* begin *

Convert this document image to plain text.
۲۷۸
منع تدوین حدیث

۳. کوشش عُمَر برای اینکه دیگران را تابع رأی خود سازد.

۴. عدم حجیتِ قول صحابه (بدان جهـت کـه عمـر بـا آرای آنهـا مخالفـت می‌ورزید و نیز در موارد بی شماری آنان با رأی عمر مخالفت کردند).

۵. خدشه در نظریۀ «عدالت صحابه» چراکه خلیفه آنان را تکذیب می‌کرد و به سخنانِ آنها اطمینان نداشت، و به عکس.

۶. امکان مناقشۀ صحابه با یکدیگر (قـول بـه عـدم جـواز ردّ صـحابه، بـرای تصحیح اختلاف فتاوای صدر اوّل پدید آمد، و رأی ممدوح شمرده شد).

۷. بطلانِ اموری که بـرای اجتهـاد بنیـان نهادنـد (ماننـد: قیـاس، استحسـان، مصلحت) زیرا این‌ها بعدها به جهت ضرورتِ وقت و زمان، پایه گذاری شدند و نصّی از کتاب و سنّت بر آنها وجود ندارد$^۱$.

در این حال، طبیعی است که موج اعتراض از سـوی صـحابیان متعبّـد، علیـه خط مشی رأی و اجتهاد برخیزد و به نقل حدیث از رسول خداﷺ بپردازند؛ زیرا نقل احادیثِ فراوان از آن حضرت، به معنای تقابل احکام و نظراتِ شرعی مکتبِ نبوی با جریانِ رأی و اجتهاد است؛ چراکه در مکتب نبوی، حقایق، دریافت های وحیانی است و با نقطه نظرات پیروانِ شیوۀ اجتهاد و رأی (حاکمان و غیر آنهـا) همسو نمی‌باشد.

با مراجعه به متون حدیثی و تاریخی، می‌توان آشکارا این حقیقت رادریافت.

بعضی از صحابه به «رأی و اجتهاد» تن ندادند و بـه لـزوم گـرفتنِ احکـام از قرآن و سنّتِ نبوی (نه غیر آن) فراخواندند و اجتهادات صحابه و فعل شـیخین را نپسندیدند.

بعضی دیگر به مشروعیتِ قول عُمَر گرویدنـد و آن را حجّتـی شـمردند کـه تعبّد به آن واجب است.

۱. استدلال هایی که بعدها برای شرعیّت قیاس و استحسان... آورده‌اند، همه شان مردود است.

* end *

> [EXERCISE]: Check each line of the data above for the string "نبوی" and report only how many lines have it.

> [SOLUTION FOR THIS TASK]: 2